— BEGIN —

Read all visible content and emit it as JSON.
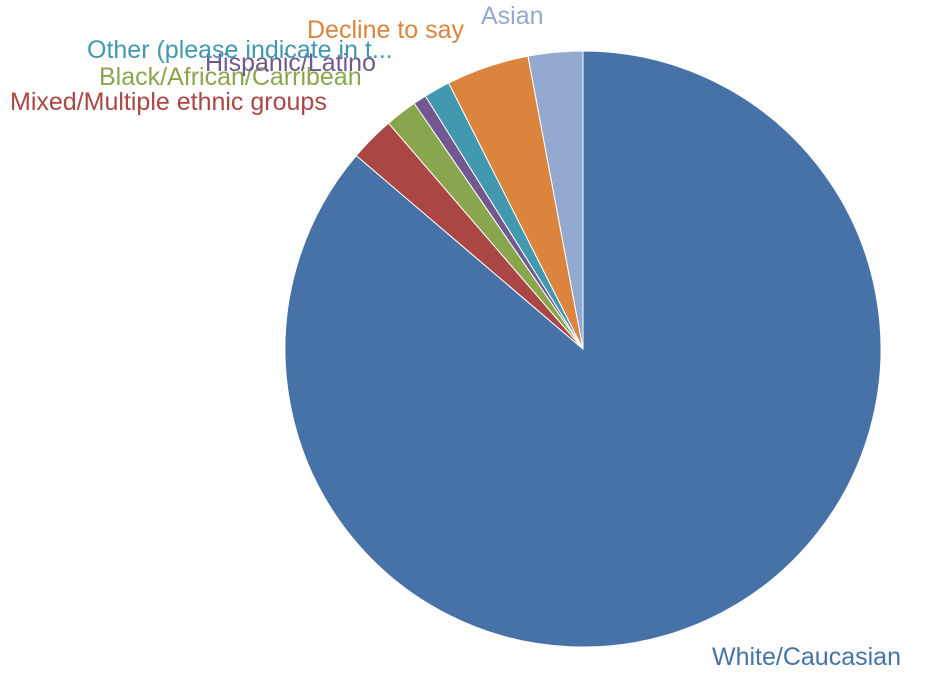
{
  "chart_data": {
    "type": "pie",
    "title": "",
    "start": "top",
    "direction": "clockwise",
    "legend": "none",
    "slices": [
      {
        "label": "White/Caucasian",
        "value": 84.6,
        "color": "#4672A8"
      },
      {
        "label": "Mixed/Multiple ethnic groups",
        "value": 2.4,
        "color": "#AA4643"
      },
      {
        "label": "Black/African/Carribean",
        "value": 1.7,
        "color": "#89A54E"
      },
      {
        "label": "Hispanic/Latino",
        "value": 0.7,
        "color": "#71588F"
      },
      {
        "label": "Other (please indicate in t...",
        "value": 1.4,
        "color": "#4198AF"
      },
      {
        "label": "Decline to say",
        "value": 4.4,
        "color": "#DB843D"
      },
      {
        "label": "Asian",
        "value": 2.9,
        "color": "#93A9CF"
      }
    ]
  }
}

— END —

Skipping the pictures, transcribe each line above exactly as it appears.

### [Task response]
Read all visible content and emit it as JSON.
{
  "chart_data": {
    "type": "pie",
    "title": "",
    "start": "top",
    "direction": "clockwise",
    "legend": "none",
    "slices": [
      {
        "label": "White/Caucasian",
        "value": 84.6,
        "color": "#4672A8"
      },
      {
        "label": "Mixed/Multiple ethnic groups",
        "value": 2.4,
        "color": "#AA4643"
      },
      {
        "label": "Black/African/Carribean",
        "value": 1.7,
        "color": "#89A54E"
      },
      {
        "label": "Hispanic/Latino",
        "value": 0.7,
        "color": "#71588F"
      },
      {
        "label": "Other (please indicate in t...",
        "value": 1.4,
        "color": "#4198AF"
      },
      {
        "label": "Decline to say",
        "value": 4.4,
        "color": "#DB843D"
      },
      {
        "label": "Asian",
        "value": 2.9,
        "color": "#93A9CF"
      }
    ]
  }
}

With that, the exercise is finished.